**Exercise instructions**: Quote exactly, and only, the lines from the one containing "Extract all readable text from this page." through the end of the material below. Skip pictures.

Entries from a dataset

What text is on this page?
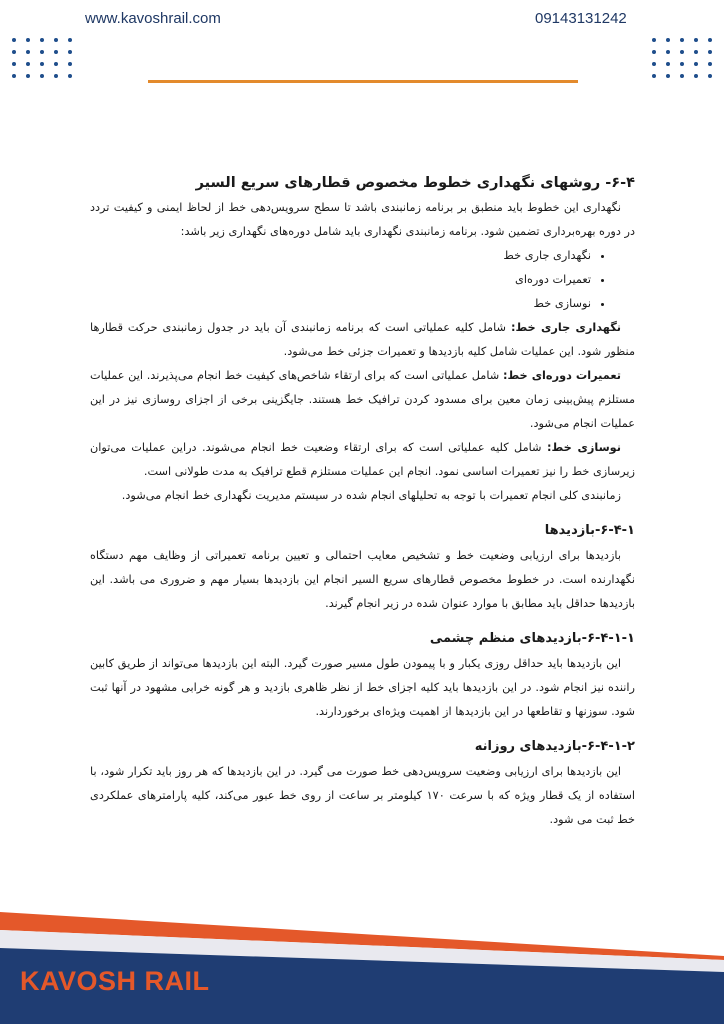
www.kavoshrail.com	09143131242

۶-۴- روشهای نگهداری خطوط مخصوص قطارهای سریع السیر

نگهداری این خطوط باید منطبق بر برنامه زمانبندی باشد تا سطح سرویس‌دهی خط از لحاظ ایمنی و کیفیت تردد در دوره بهره‌برداری تضمین شود. برنامه زمانبندی نگهداری باید شامل دوره‌های نگهداری زیر باشد:

• نگهداری جاری خط
• تعمیرات دوره‌ای
• نوسازی خط

نگهداری جاری خط: شامل کلیه عملیاتی است که برنامه زمانبندی آن باید در جدول زمانبندی حرکت قطارها منظور شود. این عملیات شامل کلیه بازدیدها و تعمیرات جزئی خط می‌شود.

تعمیرات دوره‌ای خط: شامل عملیاتی است که برای ارتقاء شاخص‌های کیفیت خط انجام می‌پذیرند. این عملیات مستلزم پیش‌بینی زمان معین برای مسدود کردن ترافیک خط هستند. جایگزینی برخی از اجزای روسازی نیز در این عملیات انجام می‌شود.

نوسازی خط: شامل کلیه عملیاتی است که برای ارتقاء وضعیت خط انجام می‌شوند. دراین عملیات می‌توان زیرسازی خط را نیز تعمیرات اساسی نمود. انجام این عملیات مستلزم قطع ترافیک به مدت طولانی است.

زمانبندی کلی انجام تعمیرات با توجه به تحلیلهای انجام شده در سیستم مدیریت نگهداری خط انجام می‌شود.

۶-۴-۱-بازدیدها

بازدیدها برای ارزیابی وضعیت خط و تشخیص معایب احتمالی و تعیین برنامه تعمیراتی از وظایف مهم دستگاه نگهدارنده است. در خطوط مخصوص قطارهای سریع السیر انجام این بازدیدها بسیار مهم و ضروری می باشد. این بازدیدها حداقل باید مطابق با موارد عنوان شده در زیر انجام گیرند.

۶-۴-۱-۱-بازدیدهای منظم چشمی

این بازدیدها باید حداقل روزی یکبار و با پیمودن طول مسیر صورت گیرد. البته این بازدیدها می‌تواند از طریق کابین راننده نیز انجام شود. در این بازدیدها باید کلیه اجزای خط از نظر ظاهری بازدید و هر گونه خرابی مشهود در آنها ثبت شود. سوزنها و تقاطعها در این بازدیدها از اهمیت ویژه‌ای برخوردارند.

۶-۴-۱-۲-بازدیدهای روزانه

این بازدیدها برای ارزیابی وضعیت سرویس‌دهی خط صورت می گیرد. در این بازدیدها که هر روز باید تکرار شود، با استفاده از یک قطار ویژه که با سرعت ۱۷۰ کیلومتر بر ساعت از روی خط عبور می‌کند، کلیه پارامترهای عملکردی خط ثبت می شود.

KAVOSH RAIL
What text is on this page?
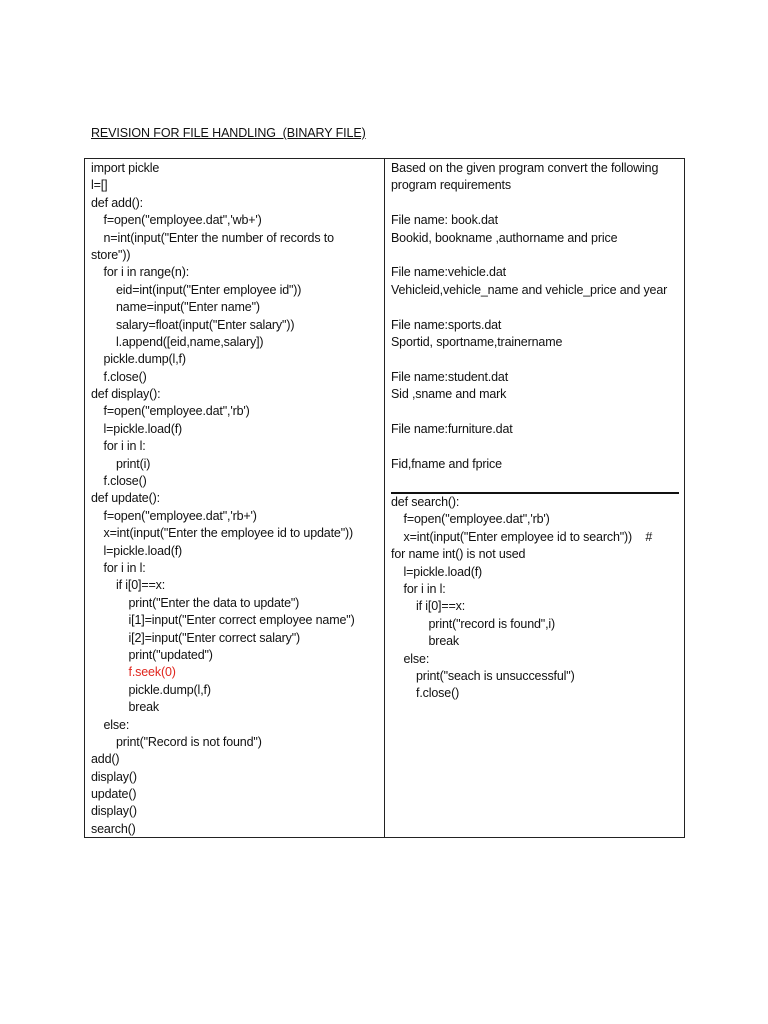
REVISION FOR FILE HANDLING  (BINARY FILE)
import pickle
l=[]
def add():
f=open("employee.dat",'wb+')
n=int(input("Enter the number of records to
store"))
for i in range(n):
eid=int(input("Enter employee id"))
name=input("Enter name")
salary=float(input("Enter salary"))
l.append([eid,name,salary])
pickle.dump(l,f)
f.close()
def display():
f=open("employee.dat",'rb')
l=pickle.load(f)
for i in l:
print(i)
f.close()
def update():
f=open("employee.dat",'rb+')
x=int(input("Enter the employee id to update"))
l=pickle.load(f)
for i in l:
if i[0]==x:
print("Enter the data to update")
i[1]=input("Enter correct employee name")
i[2]=input("Enter correct salary")
print("updated")
f.seek(0)
pickle.dump(l,f)
break
else:
print("Record is not found")
add()
display()
update()
display()
search()
Based on the given program convert the following
program requirements
File name: book.dat
Bookid, bookname ,authorname and price
File name:vehicle.dat
Vehicleid,vehicle_name and vehicle_price and year
File name:sports.dat
Sportid, sportname,trainername
File name:student.dat
Sid ,sname and mark
File name:furniture.dat
Fid,fname and fprice
def search():
f=open("employee.dat",'rb')
x=int(input("Enter employee id to search"))    #
for name int() is not used
l=pickle.load(f)
for i in l:
if i[0]==x:
print("record is found",i)
break
else:
print("seach is unsuccessful")
f.close()
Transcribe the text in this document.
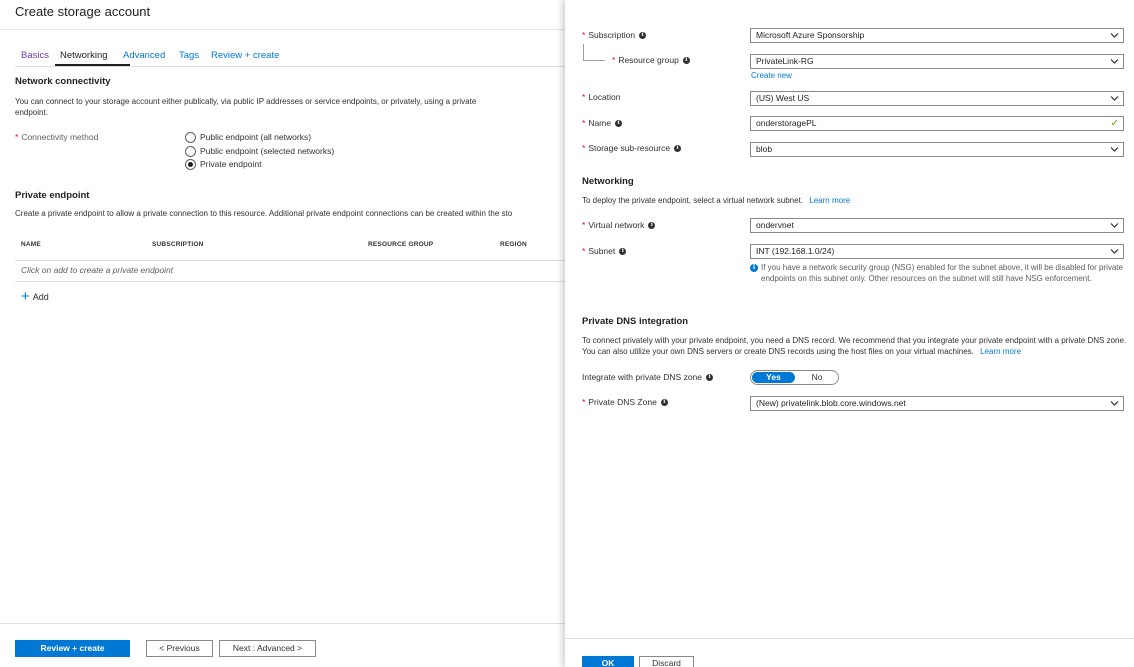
Create storage account
Basics Networking Advanced Tags Review + create
Network connectivity
You can connect to your storage account either publically, via public IP addresses or service endpoints, or privately, using a private endpoint.
* Connectivity method	Public endpoint (all networks)
Public endpoint (selected networks)
Private endpoint
Private endpoint
Create a private endpoint to allow a private connection to this resource. Additional private endpoint connections can be created within the sto
NAME	SUBSCRIPTION	RESOURCE GROUP	REGION
Click on add to create a private endpoint
+ Add
Review + create	< Previous	Next : Advanced >
* Subscription	i	Microsoft Azure Sponsorship
* Resource group	i	PrivateLink-RG
Create new
* Location	(US) West US
* Name	i	onderstoragePL	✓
* Storage sub-resource	i	blob
Networking
To deploy the private endpoint, select a virtual network subnet. Learn more
* Virtual network	i	ondervnet
* Subnet	i	INT (192.168.1.0/24)
i If you have a network security group (NSG) enabled for the subnet above, it will be disabled for private endpoints on this subnet only. Other resources on the subnet will still have NSG enforcement.
Private DNS integration
To connect privately with your private endpoint, you need a DNS record. We recommend that you integrate your private endpoint with a private DNS zone. You can also utilize your own DNS servers or create DNS records using the host files on your virtual machines. Learn more
Integrate with private DNS zone	i	Yes	No
* Private DNS Zone	i	(New) privatelink.blob.core.windows.net
OK	Discard
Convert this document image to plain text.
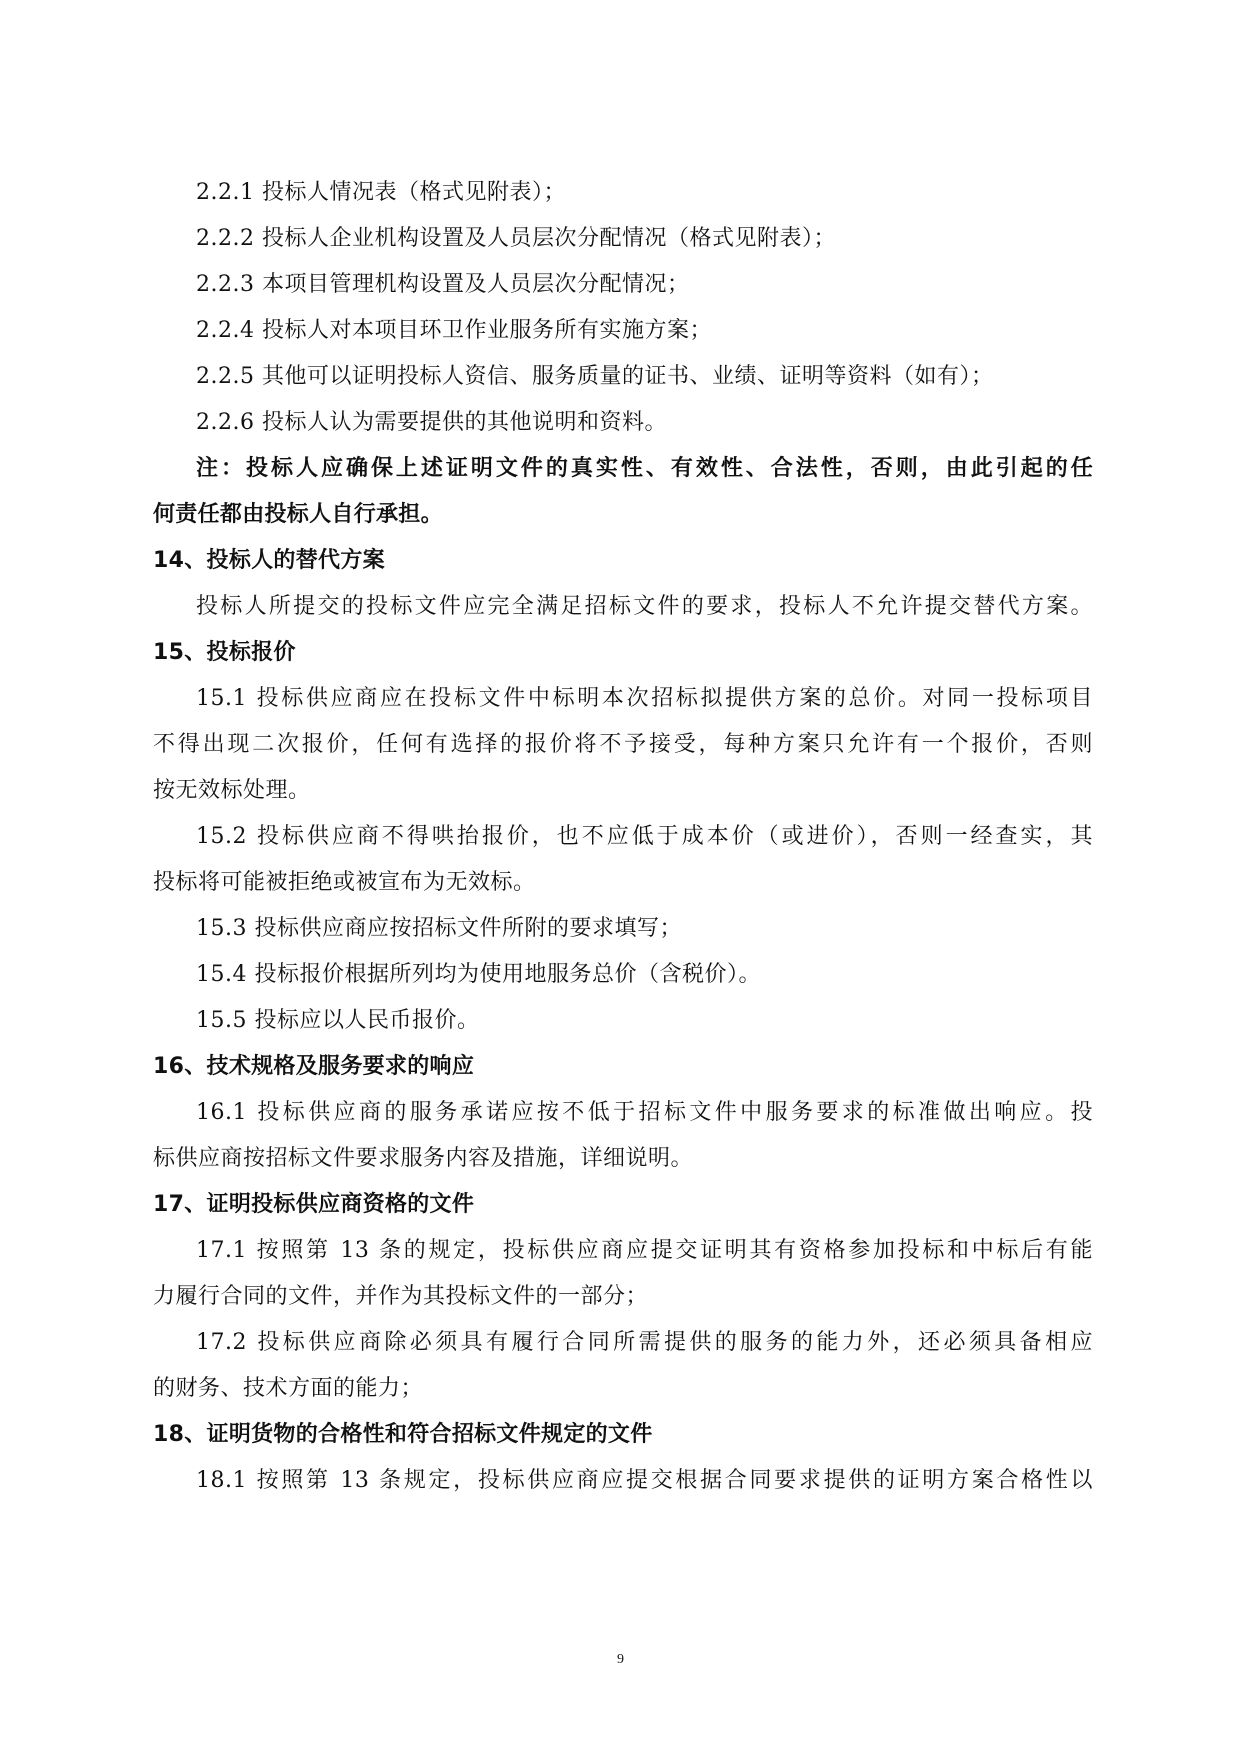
2.2.1 投标人情况表（格式见附表）；
2.2.2 投标人企业机构设置及人员层次分配情况（格式见附表）；
2.2.3 本项目管理机构设置及人员层次分配情况；
2.2.4 投标人对本项目环卫作业服务所有实施方案；
2.2.5 其他可以证明投标人资信、服务质量的证书、业绩、证明等资料（如有）；
2.2.6 投标人认为需要提供的其他说明和资料。
注：投标人应确保上述证明文件的真实性、有效性、合法性，否则，由此引起的任
何责任都由投标人自行承担。
14、投标人的替代方案
投标人所提交的投标文件应完全满足招标文件的要求，投标人不允许提交替代方案。
15、投标报价
15.1 投标供应商应在投标文件中标明本次招标拟提供方案的总价。对同一投标项目
不得出现二次报价，任何有选择的报价将不予接受，每种方案只允许有一个报价，否则
按无效标处理。
15.2 投标供应商不得哄抬报价，也不应低于成本价（或进价），否则一经查实，其
投标将可能被拒绝或被宣布为无效标。
15.3 投标供应商应按招标文件所附的要求填写；
15.4 投标报价根据所列均为使用地服务总价（含税价）。
15.5 投标应以人民币报价。
16、技术规格及服务要求的响应
16.1 投标供应商的服务承诺应按不低于招标文件中服务要求的标准做出响应。投
标供应商按招标文件要求服务内容及措施，详细说明。
17、证明投标供应商资格的文件
17.1 按照第 13 条的规定，投标供应商应提交证明其有资格参加投标和中标后有能
力履行合同的文件，并作为其投标文件的一部分；
17.2 投标供应商除必须具有履行合同所需提供的服务的能力外，还必须具备相应
的财务、技术方面的能力；
18、证明货物的合格性和符合招标文件规定的文件
18.1 按照第 13 条规定，投标供应商应提交根据合同要求提供的证明方案合格性以
9
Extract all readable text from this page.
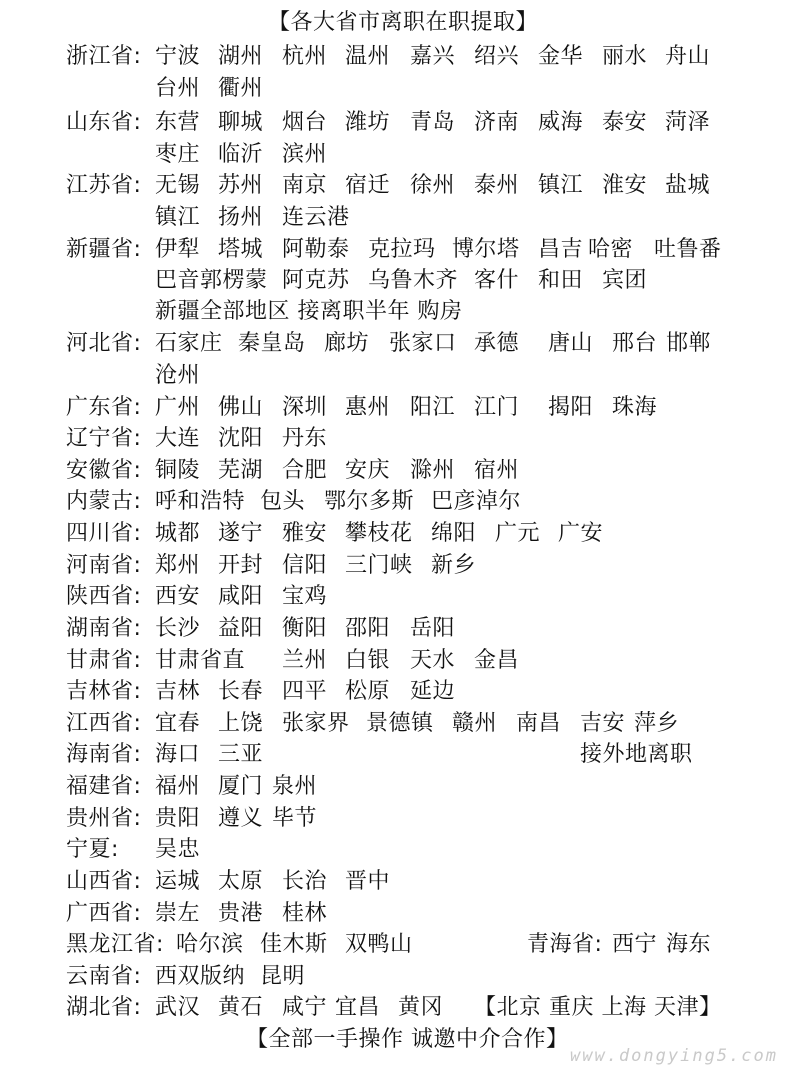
【各大省市离职在职提取】
浙江省: 宁波 湖州 杭州 温州 嘉兴 绍兴 金华 丽水 舟山
台州 衢州
山东省: 东营 聊城 烟台 潍坊 青岛 济南 威海 泰安 菏泽
枣庄 临沂 滨州
江苏省: 无锡 苏州 南京 宿迁 徐州 泰州 镇江 淮安 盐城
镇江 扬州 连云港
新疆省: 伊犁 塔城 阿勒泰 克拉玛 博尔塔 昌吉 哈密 吐鲁番
巴音郭楞蒙 阿克苏 乌鲁木齐 客什 和田 宾团
新疆全部地区 接离职半年 购房
河北省: 石家庄 秦皇岛 廊坊 张家口 承德 唐山 邢台 邯郸
沧州
广东省: 广州 佛山 深圳 惠州 阳江 江门 揭阳 珠海
辽宁省: 大连 沈阳 丹东
安徽省: 铜陵 芜湖 合肥 安庆 滁州 宿州
内蒙古: 呼和浩特 包头 鄂尔多斯 巴彦淖尔
四川省: 城都 遂宁 雅安 攀枝花 绵阳 广元 广安
河南省: 郑州 开封 信阳 三门峡 新乡
陕西省: 西安 咸阳 宝鸡
湖南省: 长沙 益阳 衡阳 邵阳 岳阳
甘肃省: 甘肃省直 兰州 白银 天水 金昌
吉林省: 吉林 长春 四平 松原 延边
江西省: 宜春 上饶 张家界 景德镇 赣州 南昌 吉安 萍乡
海南省: 海口 三亚	接外地离职
福建省: 福州 厦门 泉州
贵州省: 贵阳 遵义 毕节
宁夏: 吴忠
山西省: 运城 太原 长治 晋中
广西省: 崇左 贵港 桂林
黑龙江省: 哈尔滨 佳木斯 双鸭山	青海省: 西宁 海东
云南省: 西双版纳 昆明
湖北省: 武汉 黄石 咸宁 宜昌 黄冈 【北京 重庆 上海 天津】
【全部一手操作 诚邀中介合作】
www.dongying5.com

**Task answer**:
Extract all readable text from this page.
【各大省市离职在职提取】
浙江省: 宁波 湖州 杭州 温州 嘉兴 绍兴 金华 丽水 舟山
台州 衢州
山东省: 东营 聊城 烟台 潍坊 青岛 济南 威海 泰安 菏泽
枣庄 临沂 滨州
江苏省: 无锡 苏州 南京 宿迁 徐州 泰州 镇江 淮安 盐城
镇江 扬州 连云港
新疆省: 伊犁 塔城 阿勒泰 克拉玛 博尔塔 昌吉 哈密 吐鲁番
巴音郭楞蒙 阿克苏 乌鲁木齐 客什 和田 宾团
新疆全部地区 接离职半年 购房
河北省: 石家庄 秦皇岛 廊坊 张家口 承德 唐山 邢台 邯郸
沧州
广东省: 广州 佛山 深圳 惠州 阳江 江门 揭阳 珠海
辽宁省: 大连 沈阳 丹东
安徽省: 铜陵 芜湖 合肥 安庆 滁州 宿州
内蒙古: 呼和浩特 包头 鄂尔多斯 巴彦淖尔
四川省: 城都 遂宁 雅安 攀枝花 绵阳 广元 广安
河南省: 郑州 开封 信阳 三门峡 新乡
陕西省: 西安 咸阳 宝鸡
湖南省: 长沙 益阳 衡阳 邵阳 岳阳
甘肃省: 甘肃省直 兰州 白银 天水 金昌
吉林省: 吉林 长春 四平 松原 延边
江西省: 宜春 上饶 张家界 景德镇 赣州 南昌 吉安 萍乡
海南省: 海口 三亚	接外地离职
福建省: 福州 厦门 泉州
贵州省: 贵阳 遵义 毕节
宁夏: 吴忠
山西省: 运城 太原 长治 晋中
广西省: 崇左 贵港 桂林
黑龙江省: 哈尔滨 佳木斯 双鸭山	青海省: 西宁 海东
云南省: 西双版纳 昆明
湖北省: 武汉 黄石 咸宁 宜昌 黄冈 【北京 重庆 上海 天津】
【全部一手操作 诚邀中介合作】
www.dongying5.com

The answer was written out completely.